**WRITTEN EXERCISE**
Which lines include the word "mounting"? Copy each of them.

(Dataset rows)
□ □ □ □ □ □ □
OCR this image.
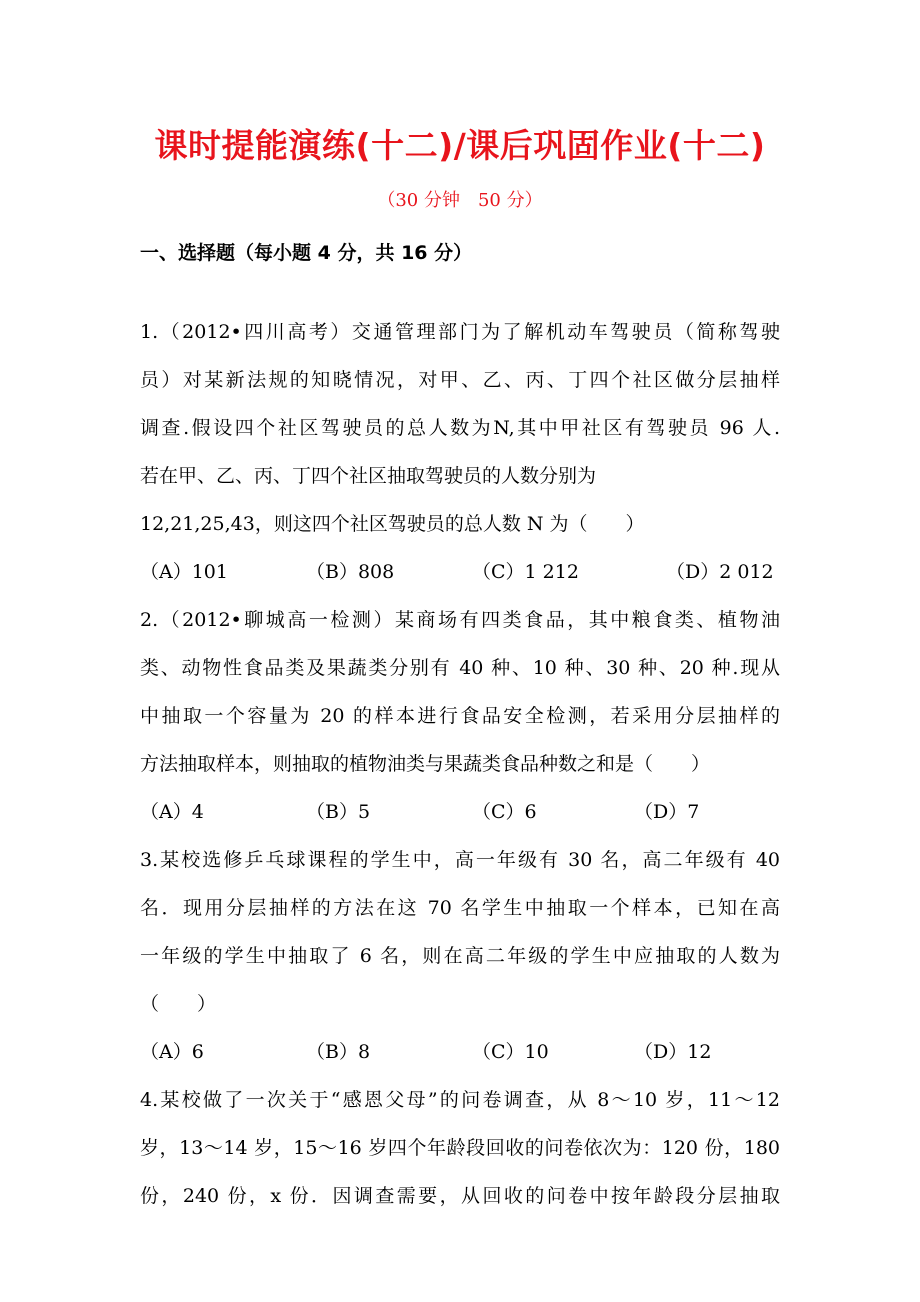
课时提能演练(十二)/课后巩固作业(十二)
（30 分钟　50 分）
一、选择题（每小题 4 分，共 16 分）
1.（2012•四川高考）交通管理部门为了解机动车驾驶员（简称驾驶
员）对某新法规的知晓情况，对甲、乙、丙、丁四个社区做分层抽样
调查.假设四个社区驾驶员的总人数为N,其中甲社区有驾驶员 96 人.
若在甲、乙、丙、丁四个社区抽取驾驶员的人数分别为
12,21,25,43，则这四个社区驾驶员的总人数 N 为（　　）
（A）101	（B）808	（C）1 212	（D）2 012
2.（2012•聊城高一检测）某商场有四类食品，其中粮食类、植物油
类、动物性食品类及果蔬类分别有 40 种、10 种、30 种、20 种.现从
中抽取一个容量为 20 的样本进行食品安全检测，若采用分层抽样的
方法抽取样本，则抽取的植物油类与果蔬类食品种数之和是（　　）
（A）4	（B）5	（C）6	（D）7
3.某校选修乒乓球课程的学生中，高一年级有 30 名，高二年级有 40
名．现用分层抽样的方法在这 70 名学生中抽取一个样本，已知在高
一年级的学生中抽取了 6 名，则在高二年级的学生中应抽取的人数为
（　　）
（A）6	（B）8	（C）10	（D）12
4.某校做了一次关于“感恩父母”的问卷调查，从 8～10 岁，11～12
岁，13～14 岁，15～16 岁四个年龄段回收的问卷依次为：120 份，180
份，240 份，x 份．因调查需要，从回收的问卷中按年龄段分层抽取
□ □ □ □ □ □ □
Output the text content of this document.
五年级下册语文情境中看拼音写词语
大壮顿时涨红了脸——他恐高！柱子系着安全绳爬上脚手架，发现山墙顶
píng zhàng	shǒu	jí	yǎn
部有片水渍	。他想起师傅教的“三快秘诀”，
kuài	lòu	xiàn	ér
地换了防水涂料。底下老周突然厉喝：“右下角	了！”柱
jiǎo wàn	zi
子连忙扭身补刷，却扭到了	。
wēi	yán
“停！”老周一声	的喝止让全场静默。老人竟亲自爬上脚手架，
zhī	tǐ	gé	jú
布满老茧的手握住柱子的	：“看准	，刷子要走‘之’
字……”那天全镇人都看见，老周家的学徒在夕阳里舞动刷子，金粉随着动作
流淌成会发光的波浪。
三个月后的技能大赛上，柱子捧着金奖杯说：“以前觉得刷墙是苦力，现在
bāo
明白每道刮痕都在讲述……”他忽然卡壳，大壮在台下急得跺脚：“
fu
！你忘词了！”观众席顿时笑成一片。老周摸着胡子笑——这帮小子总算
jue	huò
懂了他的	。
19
□ □ □ □ □ □ □
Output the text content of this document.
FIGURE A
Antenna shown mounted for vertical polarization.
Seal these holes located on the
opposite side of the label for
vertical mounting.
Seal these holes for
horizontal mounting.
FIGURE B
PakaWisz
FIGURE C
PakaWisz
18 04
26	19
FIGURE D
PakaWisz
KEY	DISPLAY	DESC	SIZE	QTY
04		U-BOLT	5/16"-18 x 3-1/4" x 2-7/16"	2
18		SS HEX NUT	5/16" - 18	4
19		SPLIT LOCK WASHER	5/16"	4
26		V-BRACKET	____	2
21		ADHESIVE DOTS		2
□ □ □ □ □ □ □
**EXERCISE RESPONSE**
vertical mounting.
horizontal mounting.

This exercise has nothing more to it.